===== Texto de origen =====

Tengo un master en gestión cultural. No es algo de lo que suela presumir. Ni siquiera me enorgullezco de ello. Es lo que tienen los fracasos, que no se escriben. Tenía 23 años cuando lo cursé y hoy, nueve años después, me doy cuenta de la pérdida de tiempo que aquellos estudios han supuesto para mi carrera. Haciendo balance, todo se redujo a unas prácticas de un par de meses en una fundación donde casi me quedo sin cobrar. Por lo demás, fue una calamidad: no logré hacerme con una agenda de contactos (por no tener no tengo ni relación con los compañeros de curso), no aprendí casi nada de las clases teóricas, más tendentes al adoctrinamiento empresarial que a generar ideas y herramientas, y el título no me da puntos en los concursos de oposición. Una ruina.
Lo único positivo que he sacado de la gestión cultural fue la posibilidad de vivir y trabajar en Francia. Burdeos fue una aporía para mí: una mentalidad nueva, el esfuerzo por adaptarme y la posibilidad de trabajar en un museo que planificaba exposiciones y conferencias con tres años de antelación. Y aunque tampoco conservo a los amigos de aquella experiencia (no crean que soy mala persona, es simplemente la vida y sus caminos), pude disfrutar de la ficción de ser gestor cultural. Luego volví a España. Feliz pero sin trabajo. Tras repartir currículums por toda Sevilla y parte del extranjero, decidí cambiar de tercio y pasarme a la docencia. Pero ése es otro cuento.

===== Conjunto de filas =====

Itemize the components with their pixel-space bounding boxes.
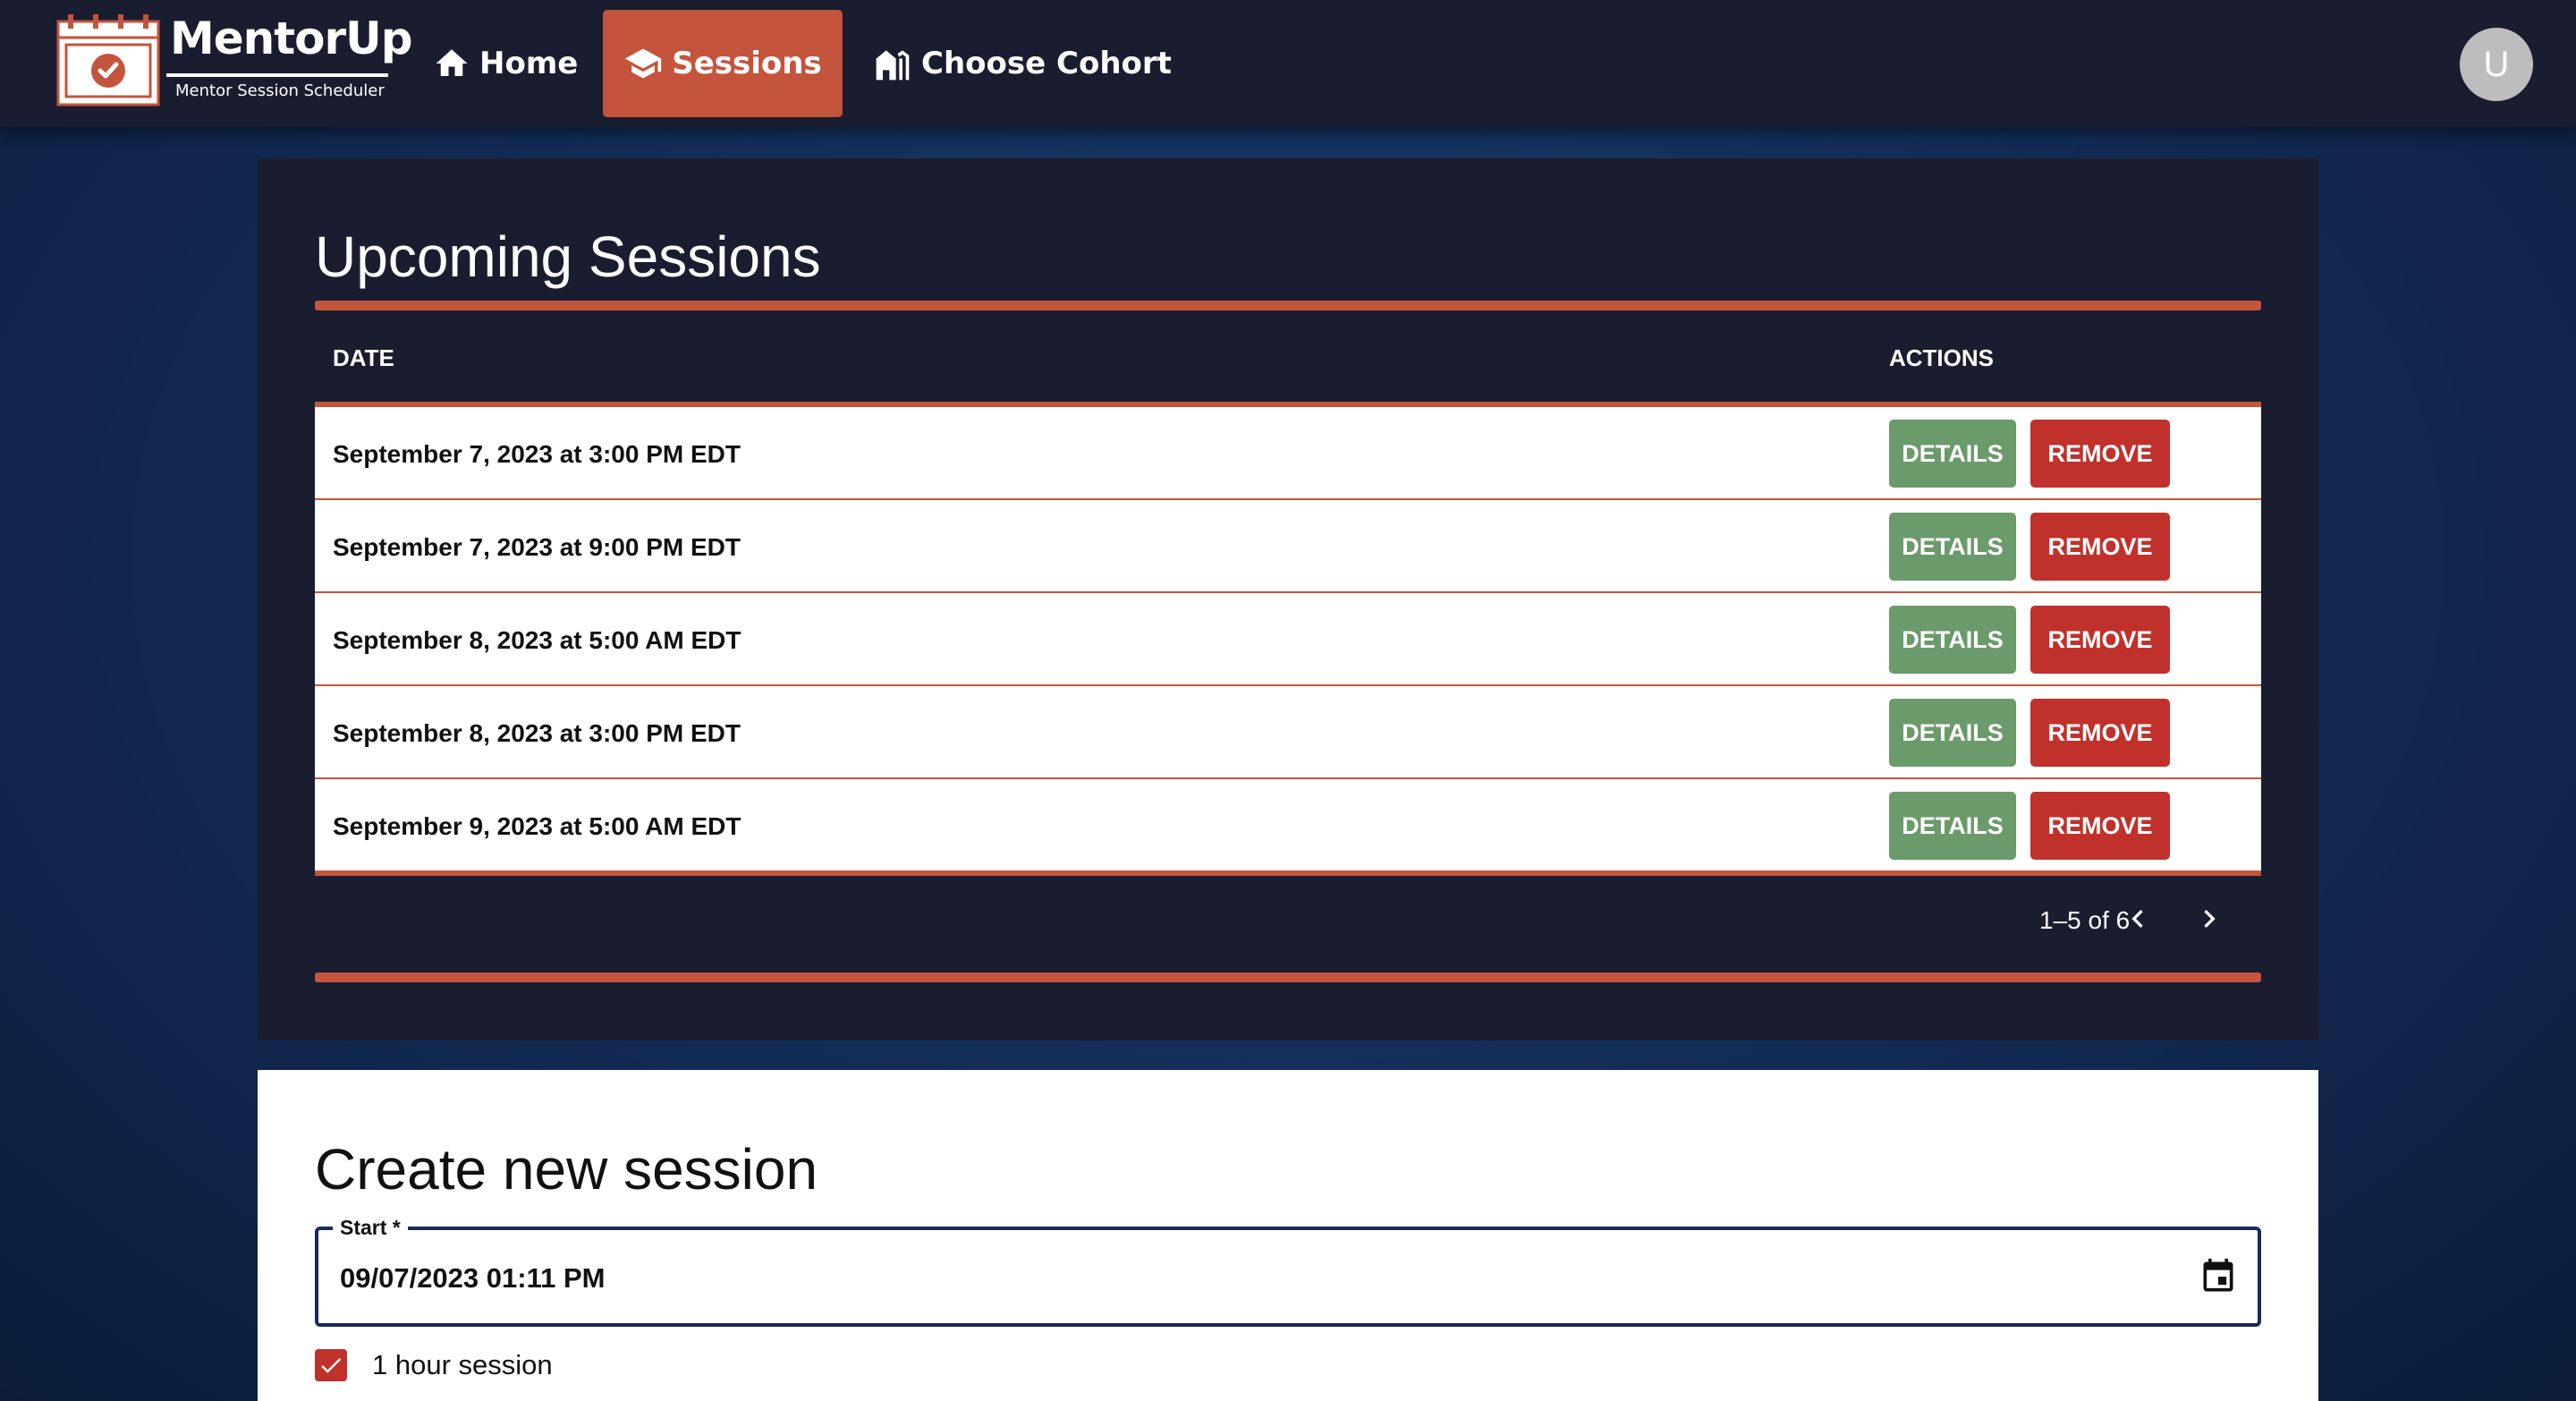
column-header-date: DATE bbox=[333, 344, 394, 371]
pagination: 1–5 of 6 bbox=[315, 892, 2261, 946]
remove-button[interactable]: REMOVE bbox=[2030, 513, 2170, 581]
remove-button[interactable]: REMOVE bbox=[2030, 606, 2170, 674]
session-date: September 7, 2023 at 3:00 PM EDT bbox=[333, 440, 741, 468]
remove-button[interactable]: REMOVE bbox=[2030, 699, 2170, 767]
one-hour-option: 1 hour session bbox=[315, 1346, 553, 1385]
pagination-range: 1–5 of 6 bbox=[2039, 906, 2131, 934]
calendar-check-icon bbox=[56, 14, 160, 106]
details-button[interactable]: DETAILS bbox=[1889, 792, 2016, 860]
calendar-icon[interactable] bbox=[2199, 1257, 2238, 1296]
session-date: September 8, 2023 at 3:00 PM EDT bbox=[333, 719, 741, 747]
create-session-card: Create new session Start * 09/07/2023 01… bbox=[258, 1070, 2318, 1401]
upcoming-sessions-title: Upcoming Sessions bbox=[315, 225, 821, 289]
details-button[interactable]: DETAILS bbox=[1889, 513, 2016, 581]
one-hour-checkbox[interactable] bbox=[315, 1349, 347, 1381]
nav-cohort-label: Choose Cohort bbox=[921, 46, 1172, 81]
nav-sessions-link[interactable]: Sessions bbox=[603, 10, 843, 117]
nav-choose-cohort-link[interactable]: Choose Cohort bbox=[873, 10, 1172, 117]
cohort-building-icon bbox=[876, 50, 910, 81]
details-button[interactable]: DETAILS bbox=[1889, 699, 2016, 767]
accent-divider bbox=[315, 972, 2261, 982]
upcoming-sessions-card: Upcoming Sessions DATE ACTIONS September… bbox=[258, 158, 2318, 1040]
remove-button[interactable]: REMOVE bbox=[2030, 792, 2170, 860]
details-button[interactable]: DETAILS bbox=[1889, 606, 2016, 674]
session-date: September 7, 2023 at 9:00 PM EDT bbox=[333, 533, 741, 561]
session-date: September 9, 2023 at 5:00 AM EDT bbox=[333, 812, 741, 840]
table-row: September 9, 2023 at 5:00 AM EDT DETAILS… bbox=[315, 779, 2261, 872]
one-hour-label: 1 hour session bbox=[372, 1349, 553, 1380]
start-datetime-field[interactable]: Start * 09/07/2023 01:11 PM bbox=[315, 1216, 2261, 1327]
start-field-value[interactable]: 09/07/2023 01:11 PM bbox=[340, 1262, 605, 1295]
nav-home-link[interactable]: Home bbox=[433, 10, 578, 117]
chevron-left-icon[interactable] bbox=[2120, 901, 2156, 937]
user-avatar[interactable]: U bbox=[2460, 28, 2533, 101]
nav-home-label: Home bbox=[479, 46, 579, 81]
chevron-right-icon[interactable] bbox=[2191, 901, 2227, 937]
table-row: September 8, 2023 at 5:00 AM EDT DETAILS… bbox=[315, 593, 2261, 686]
home-icon bbox=[436, 49, 468, 76]
details-button[interactable]: DETAILS bbox=[1889, 420, 2016, 488]
brand-tagline: Mentor Session Scheduler bbox=[175, 81, 385, 100]
sessions-table-body: September 7, 2023 at 3:00 PM EDT DETAILS… bbox=[315, 402, 2261, 876]
column-header-actions: ACTIONS bbox=[1889, 344, 1994, 371]
table-row: September 7, 2023 at 3:00 PM EDT DETAILS… bbox=[315, 407, 2261, 500]
start-field-label: Start * bbox=[333, 1216, 408, 1240]
create-session-title: Create new session bbox=[315, 1137, 818, 1201]
brand-name: MentorUp bbox=[170, 13, 413, 64]
sessions-table-header: DATE ACTIONS bbox=[315, 310, 2261, 402]
nav-sessions-label: Sessions bbox=[672, 46, 822, 81]
brand-divider bbox=[166, 73, 388, 77]
session-date: September 8, 2023 at 5:00 AM EDT bbox=[333, 626, 741, 654]
table-row: September 8, 2023 at 3:00 PM EDT DETAILS… bbox=[315, 686, 2261, 779]
graduation-cap-icon bbox=[625, 48, 662, 79]
table-row: September 7, 2023 at 9:00 PM EDT DETAILS… bbox=[315, 500, 2261, 593]
remove-button[interactable]: REMOVE bbox=[2030, 420, 2170, 488]
accent-divider bbox=[315, 301, 2261, 310]
check-icon bbox=[321, 1358, 342, 1373]
top-navbar: MentorUp Mentor Session Scheduler Home S… bbox=[0, 0, 2576, 127]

=====

Ejercicio propuesto A:
Indica si cada afirmación concuerda con el texto sobre el máster: (i) el máster se cursó a los 23 años; (ii) las prácticas en la fundación duraron seis meses; (iii) el museo de Burdeos planificaba exposiciones y conferencias con tres años de antelación. Responde sí o no y cita literalmente las palabras del texto que lo deciden.
Ejercicio propuesto B:
Vuelve a escribir el fragmento del texto sobre el máster que empieza con "Tengo un master" y sigue hasta "oposición. Una ruina.".
Para responder, basta con el texto sobre el máster.

Resultado final A:
(i) Sí: "Tenía 23 años cuando lo cursé".
(ii) No: "unas prácticas de un par de meses en una fundación".
(iii) Sí: "un museo que planificaba exposiciones y conferencias con tres años de antelación".

Resultado final B:
Tengo un master en gestión cultural. No es algo de lo que suela presumir. Ni siquiera me enorgullezco de ello. Es lo que tienen los fracasos, que no se escriben. Tenía 23 años cuando lo cursé y hoy, nueve años después, me doy cuenta de la pérdida de tiempo que aquellos estudios han supuesto para mi carrera. Haciendo balance, todo se redujo a unas prácticas de un par de meses en una fundación donde casi me quedo sin cobrar. Por lo demás, fue una calamidad: no logré hacerme con una agenda de contactos (por no tener no tengo ni relación con los compañeros de curso), no aprendí casi nada de las clases teóricas, más tendentes al adoctrinamiento empresarial que a generar ideas y herramientas, y el título no me da puntos en los concursos de oposición. Una ruina.